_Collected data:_
** BEGIN **

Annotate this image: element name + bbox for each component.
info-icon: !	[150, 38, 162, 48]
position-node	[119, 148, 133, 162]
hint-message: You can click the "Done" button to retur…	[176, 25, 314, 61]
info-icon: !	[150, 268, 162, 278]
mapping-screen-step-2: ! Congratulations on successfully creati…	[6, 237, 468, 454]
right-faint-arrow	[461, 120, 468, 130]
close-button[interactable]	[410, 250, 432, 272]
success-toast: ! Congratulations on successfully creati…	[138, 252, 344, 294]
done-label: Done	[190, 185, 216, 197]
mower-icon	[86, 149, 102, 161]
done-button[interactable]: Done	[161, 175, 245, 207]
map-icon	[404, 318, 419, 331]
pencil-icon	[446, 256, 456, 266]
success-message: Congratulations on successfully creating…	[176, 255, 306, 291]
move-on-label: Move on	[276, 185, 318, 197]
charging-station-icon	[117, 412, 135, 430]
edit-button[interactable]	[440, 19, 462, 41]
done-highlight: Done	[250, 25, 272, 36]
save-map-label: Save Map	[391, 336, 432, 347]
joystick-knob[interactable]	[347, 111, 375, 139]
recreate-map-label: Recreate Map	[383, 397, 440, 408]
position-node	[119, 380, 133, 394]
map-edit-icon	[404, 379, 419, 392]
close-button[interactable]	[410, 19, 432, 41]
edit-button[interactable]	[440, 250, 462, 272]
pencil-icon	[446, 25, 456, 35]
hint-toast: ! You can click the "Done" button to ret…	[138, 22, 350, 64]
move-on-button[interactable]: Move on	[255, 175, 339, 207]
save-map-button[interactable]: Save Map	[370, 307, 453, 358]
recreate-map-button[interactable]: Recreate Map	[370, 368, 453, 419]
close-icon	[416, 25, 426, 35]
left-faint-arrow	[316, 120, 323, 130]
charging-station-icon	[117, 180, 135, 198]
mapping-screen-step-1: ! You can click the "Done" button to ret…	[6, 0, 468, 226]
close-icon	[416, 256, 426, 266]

** END **
** BEGIN **

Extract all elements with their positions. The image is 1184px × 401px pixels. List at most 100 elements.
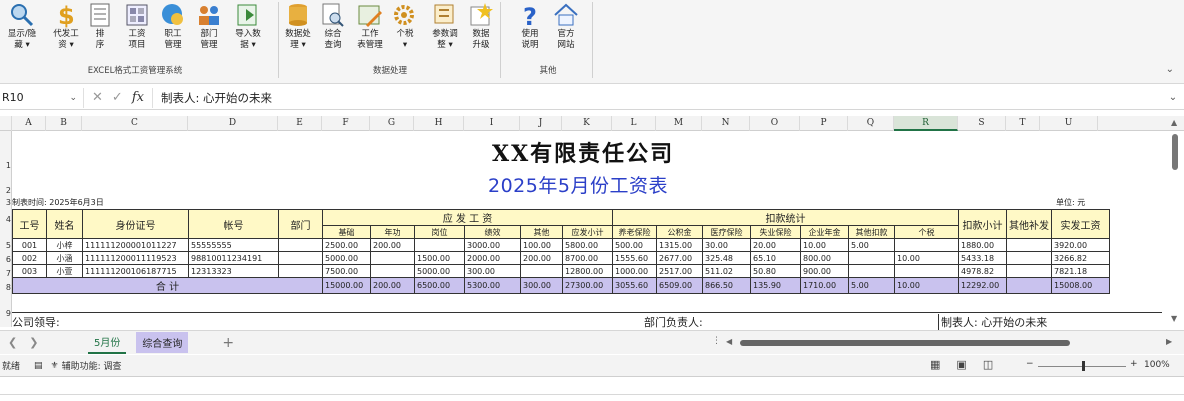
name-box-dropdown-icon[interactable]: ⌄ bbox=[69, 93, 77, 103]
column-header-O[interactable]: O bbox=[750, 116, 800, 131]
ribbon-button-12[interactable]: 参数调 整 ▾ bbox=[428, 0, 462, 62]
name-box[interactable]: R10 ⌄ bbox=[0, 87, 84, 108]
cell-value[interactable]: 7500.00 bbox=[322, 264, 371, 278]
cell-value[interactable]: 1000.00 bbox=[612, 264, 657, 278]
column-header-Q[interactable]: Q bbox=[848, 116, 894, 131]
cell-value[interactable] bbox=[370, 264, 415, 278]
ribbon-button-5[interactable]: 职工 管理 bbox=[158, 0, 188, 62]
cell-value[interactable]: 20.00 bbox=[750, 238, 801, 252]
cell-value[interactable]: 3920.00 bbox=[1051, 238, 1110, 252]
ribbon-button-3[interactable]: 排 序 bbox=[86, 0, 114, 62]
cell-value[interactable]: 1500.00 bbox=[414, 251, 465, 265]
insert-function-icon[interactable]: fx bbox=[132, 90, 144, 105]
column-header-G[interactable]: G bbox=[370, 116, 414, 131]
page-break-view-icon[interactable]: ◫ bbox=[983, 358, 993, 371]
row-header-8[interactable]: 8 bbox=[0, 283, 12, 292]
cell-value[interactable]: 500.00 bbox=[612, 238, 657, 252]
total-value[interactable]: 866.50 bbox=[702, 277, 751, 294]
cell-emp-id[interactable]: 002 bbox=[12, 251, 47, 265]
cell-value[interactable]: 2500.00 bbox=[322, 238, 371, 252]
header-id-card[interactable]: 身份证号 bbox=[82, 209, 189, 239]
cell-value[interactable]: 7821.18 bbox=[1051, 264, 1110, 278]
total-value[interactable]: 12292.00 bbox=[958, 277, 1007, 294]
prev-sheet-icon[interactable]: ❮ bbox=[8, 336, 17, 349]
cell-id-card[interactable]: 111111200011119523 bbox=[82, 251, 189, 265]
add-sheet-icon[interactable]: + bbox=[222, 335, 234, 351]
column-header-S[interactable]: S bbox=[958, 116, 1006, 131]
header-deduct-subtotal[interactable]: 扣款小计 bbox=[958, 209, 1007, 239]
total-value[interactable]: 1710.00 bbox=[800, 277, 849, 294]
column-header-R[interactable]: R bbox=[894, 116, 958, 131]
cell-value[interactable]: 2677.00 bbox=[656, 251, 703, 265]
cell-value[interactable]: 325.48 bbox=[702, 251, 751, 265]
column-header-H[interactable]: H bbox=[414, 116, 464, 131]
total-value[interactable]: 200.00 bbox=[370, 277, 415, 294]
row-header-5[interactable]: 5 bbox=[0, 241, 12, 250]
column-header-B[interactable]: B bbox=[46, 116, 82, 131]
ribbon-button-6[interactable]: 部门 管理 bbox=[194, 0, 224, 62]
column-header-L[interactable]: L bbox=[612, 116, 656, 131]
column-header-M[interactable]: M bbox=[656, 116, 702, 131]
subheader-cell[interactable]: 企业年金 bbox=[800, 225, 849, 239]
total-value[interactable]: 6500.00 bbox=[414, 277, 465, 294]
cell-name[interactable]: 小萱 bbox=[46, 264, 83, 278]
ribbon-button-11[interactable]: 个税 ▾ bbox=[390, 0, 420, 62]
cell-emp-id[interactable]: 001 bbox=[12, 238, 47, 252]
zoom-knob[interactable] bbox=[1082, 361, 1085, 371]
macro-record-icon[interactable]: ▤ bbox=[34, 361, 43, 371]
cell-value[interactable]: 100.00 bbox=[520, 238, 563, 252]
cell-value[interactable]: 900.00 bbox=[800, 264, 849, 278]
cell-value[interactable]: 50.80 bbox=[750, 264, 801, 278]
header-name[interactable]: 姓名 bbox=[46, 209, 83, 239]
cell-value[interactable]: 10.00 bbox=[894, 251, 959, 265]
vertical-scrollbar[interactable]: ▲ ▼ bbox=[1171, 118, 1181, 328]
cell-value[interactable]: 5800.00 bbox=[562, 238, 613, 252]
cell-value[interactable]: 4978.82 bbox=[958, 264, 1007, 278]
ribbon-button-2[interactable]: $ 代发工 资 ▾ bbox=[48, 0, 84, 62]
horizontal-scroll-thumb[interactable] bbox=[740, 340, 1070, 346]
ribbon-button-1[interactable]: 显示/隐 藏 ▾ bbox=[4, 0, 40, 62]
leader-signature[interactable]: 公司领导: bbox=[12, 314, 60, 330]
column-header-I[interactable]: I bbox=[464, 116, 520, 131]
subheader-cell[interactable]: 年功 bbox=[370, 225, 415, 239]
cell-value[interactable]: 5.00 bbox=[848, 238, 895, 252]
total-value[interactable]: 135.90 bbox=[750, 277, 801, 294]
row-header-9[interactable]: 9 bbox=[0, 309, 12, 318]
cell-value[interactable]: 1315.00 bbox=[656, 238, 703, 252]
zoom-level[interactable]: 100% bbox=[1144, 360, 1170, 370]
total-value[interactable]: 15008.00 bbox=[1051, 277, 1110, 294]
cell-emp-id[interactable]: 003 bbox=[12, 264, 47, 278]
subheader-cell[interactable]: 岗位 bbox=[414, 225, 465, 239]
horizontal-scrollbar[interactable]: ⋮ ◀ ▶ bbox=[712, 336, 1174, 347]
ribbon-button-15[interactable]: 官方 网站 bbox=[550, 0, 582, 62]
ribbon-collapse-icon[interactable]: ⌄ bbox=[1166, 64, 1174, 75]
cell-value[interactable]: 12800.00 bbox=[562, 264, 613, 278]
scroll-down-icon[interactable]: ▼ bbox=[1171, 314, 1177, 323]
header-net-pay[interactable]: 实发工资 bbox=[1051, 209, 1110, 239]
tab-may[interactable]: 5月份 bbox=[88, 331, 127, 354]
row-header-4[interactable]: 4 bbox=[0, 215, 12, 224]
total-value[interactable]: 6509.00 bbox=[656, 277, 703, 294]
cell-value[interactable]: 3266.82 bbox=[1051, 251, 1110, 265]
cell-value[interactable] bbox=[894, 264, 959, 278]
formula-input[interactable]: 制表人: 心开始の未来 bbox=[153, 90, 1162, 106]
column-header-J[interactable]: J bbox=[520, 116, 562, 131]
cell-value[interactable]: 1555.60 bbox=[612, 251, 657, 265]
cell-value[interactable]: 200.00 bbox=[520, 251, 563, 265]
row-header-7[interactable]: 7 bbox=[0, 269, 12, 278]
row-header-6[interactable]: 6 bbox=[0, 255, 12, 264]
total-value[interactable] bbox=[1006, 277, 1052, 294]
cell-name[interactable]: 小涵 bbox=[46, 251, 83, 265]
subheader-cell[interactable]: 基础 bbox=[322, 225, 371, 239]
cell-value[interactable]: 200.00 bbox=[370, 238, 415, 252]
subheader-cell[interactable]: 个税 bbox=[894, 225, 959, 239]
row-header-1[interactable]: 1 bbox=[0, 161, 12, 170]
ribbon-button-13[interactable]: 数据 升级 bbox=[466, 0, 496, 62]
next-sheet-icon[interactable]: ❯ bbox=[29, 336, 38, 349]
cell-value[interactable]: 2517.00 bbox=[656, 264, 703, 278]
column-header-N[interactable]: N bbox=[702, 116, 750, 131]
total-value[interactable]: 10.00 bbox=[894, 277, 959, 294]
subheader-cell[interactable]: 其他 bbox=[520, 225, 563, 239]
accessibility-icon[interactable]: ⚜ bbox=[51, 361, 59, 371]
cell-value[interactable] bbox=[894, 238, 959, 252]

** END **

_Exercise objective:_
Please copy the records from the line containing "Annotate this image: element" through the line containing "412, 135, 430]", swapping "info-icon" for "alert-icon" and changing nothing else.

_Full answer:_
Annotate this image: element name + bbox for each component.
alert-icon: !	[150, 38, 162, 48]
position-node	[119, 148, 133, 162]
hint-message: You can click the "Done" button to retur…	[176, 25, 314, 61]
alert-icon: !	[150, 268, 162, 278]
mapping-screen-step-2: ! Congratulations on successfully creati…	[6, 237, 468, 454]
right-faint-arrow	[461, 120, 468, 130]
close-button[interactable]	[410, 250, 432, 272]
success-toast: ! Congratulations on successfully creati…	[138, 252, 344, 294]
done-label: Done	[190, 185, 216, 197]
mower-icon	[86, 149, 102, 161]
done-button[interactable]: Done	[161, 175, 245, 207]
map-icon	[404, 318, 419, 331]
pencil-icon	[446, 256, 456, 266]
success-message: Congratulations on successfully creating…	[176, 255, 306, 291]
move-on-label: Move on	[276, 185, 318, 197]
charging-station-icon	[117, 412, 135, 430]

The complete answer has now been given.